EXERCISE DATA
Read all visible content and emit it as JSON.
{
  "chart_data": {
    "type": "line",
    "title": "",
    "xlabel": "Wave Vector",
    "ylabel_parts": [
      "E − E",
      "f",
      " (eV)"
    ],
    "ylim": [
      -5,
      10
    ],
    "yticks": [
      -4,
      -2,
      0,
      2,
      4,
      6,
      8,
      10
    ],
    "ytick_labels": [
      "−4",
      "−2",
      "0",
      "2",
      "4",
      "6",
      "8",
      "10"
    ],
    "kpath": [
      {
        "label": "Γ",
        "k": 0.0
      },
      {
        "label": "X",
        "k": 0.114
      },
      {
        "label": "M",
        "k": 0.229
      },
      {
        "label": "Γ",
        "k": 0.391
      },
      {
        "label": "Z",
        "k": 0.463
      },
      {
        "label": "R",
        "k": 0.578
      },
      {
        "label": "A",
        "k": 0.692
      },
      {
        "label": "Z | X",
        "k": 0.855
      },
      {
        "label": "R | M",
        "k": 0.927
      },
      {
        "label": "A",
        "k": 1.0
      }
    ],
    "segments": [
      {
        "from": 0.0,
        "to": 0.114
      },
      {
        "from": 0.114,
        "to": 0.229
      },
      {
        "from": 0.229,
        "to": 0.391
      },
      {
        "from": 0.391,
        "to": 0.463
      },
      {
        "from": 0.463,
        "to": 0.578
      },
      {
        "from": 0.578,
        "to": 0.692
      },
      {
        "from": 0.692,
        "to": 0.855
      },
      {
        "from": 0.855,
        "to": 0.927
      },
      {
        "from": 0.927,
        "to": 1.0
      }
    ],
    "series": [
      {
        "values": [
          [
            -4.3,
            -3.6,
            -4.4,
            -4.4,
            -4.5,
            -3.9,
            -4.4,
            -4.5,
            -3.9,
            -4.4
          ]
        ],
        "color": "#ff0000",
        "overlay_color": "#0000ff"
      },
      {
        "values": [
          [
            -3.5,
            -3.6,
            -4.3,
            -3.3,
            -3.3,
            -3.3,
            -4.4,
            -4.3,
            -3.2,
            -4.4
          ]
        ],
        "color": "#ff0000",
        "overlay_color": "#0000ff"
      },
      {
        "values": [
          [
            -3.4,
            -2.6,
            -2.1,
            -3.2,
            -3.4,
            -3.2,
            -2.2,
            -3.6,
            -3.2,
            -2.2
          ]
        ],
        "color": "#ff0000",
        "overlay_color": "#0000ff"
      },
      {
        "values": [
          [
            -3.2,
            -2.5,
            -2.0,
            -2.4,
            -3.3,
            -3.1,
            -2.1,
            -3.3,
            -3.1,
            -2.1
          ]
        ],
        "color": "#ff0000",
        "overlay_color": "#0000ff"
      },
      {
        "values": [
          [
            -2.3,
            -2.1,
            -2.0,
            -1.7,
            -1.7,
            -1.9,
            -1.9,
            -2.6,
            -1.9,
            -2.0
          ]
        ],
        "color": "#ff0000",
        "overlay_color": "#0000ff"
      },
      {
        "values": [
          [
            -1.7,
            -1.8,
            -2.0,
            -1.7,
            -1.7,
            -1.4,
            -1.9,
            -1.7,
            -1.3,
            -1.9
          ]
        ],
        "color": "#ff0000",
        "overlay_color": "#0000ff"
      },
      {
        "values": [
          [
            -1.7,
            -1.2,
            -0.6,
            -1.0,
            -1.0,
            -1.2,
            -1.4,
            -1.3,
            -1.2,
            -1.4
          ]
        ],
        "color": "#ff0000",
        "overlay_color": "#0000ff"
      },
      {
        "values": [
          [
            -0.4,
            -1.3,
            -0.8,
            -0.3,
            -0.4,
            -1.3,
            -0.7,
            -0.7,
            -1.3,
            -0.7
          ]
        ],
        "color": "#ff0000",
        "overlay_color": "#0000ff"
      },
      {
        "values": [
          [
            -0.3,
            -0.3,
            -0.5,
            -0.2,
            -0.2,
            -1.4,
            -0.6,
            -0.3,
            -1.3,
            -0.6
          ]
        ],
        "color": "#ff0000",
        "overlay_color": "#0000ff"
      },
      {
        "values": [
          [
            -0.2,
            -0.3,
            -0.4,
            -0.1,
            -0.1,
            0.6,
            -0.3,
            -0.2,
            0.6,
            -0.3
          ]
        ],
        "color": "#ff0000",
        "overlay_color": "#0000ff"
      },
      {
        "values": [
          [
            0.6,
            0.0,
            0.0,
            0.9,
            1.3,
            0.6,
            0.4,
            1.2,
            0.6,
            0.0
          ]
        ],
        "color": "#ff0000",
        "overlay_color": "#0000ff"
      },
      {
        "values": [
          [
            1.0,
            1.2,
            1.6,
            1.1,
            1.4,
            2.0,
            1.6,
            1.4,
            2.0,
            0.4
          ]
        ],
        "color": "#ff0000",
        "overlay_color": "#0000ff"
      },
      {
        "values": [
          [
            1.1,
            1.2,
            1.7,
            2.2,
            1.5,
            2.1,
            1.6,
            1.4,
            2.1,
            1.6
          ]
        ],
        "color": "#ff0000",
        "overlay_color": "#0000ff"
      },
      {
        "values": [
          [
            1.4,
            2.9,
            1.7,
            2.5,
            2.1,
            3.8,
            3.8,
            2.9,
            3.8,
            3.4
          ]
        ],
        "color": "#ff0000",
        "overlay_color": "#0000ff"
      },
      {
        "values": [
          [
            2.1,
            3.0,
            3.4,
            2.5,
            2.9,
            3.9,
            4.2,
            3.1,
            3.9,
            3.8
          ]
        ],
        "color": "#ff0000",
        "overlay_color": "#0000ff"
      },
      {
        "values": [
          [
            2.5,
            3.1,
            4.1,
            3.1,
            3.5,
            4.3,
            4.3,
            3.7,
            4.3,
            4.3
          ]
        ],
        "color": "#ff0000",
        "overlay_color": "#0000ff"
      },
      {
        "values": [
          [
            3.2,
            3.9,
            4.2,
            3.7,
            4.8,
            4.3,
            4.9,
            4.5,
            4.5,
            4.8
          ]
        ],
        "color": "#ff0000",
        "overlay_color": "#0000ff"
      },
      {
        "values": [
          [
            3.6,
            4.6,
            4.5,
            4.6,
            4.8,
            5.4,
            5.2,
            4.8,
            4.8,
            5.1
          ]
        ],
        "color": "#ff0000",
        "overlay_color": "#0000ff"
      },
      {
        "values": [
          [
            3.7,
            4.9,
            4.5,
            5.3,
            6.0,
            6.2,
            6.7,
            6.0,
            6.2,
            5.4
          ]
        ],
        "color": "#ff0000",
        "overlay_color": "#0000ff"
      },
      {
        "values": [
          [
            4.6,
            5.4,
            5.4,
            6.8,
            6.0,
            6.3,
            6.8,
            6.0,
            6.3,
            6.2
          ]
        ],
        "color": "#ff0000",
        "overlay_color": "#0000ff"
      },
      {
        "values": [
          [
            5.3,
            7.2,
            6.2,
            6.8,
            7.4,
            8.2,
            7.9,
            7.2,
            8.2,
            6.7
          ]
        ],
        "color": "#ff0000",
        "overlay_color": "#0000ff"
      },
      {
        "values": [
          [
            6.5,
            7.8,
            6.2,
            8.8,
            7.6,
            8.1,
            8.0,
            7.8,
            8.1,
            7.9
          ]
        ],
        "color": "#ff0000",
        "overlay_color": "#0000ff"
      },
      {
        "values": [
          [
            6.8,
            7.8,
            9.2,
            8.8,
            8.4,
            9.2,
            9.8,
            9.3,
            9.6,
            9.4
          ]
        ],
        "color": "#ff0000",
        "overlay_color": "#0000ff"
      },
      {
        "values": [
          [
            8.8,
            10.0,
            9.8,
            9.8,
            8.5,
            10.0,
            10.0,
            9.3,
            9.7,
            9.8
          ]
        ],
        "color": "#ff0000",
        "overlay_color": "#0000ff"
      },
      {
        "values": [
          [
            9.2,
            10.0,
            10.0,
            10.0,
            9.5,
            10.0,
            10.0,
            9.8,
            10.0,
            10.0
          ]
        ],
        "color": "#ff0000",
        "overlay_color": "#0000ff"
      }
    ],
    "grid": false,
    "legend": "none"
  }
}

EXERCISE REQUIREMENTS
Pick out the lines that include the word "from" and write them out.

WORKED SOLUTION
        "from": 0.0,
        "from": 0.114,
        "from": 0.229,
        "from": 0.391,
        "from": 0.463,
        "from": 0.578,
        "from": 0.692,
        "from": 0.855,
        "from": 0.927,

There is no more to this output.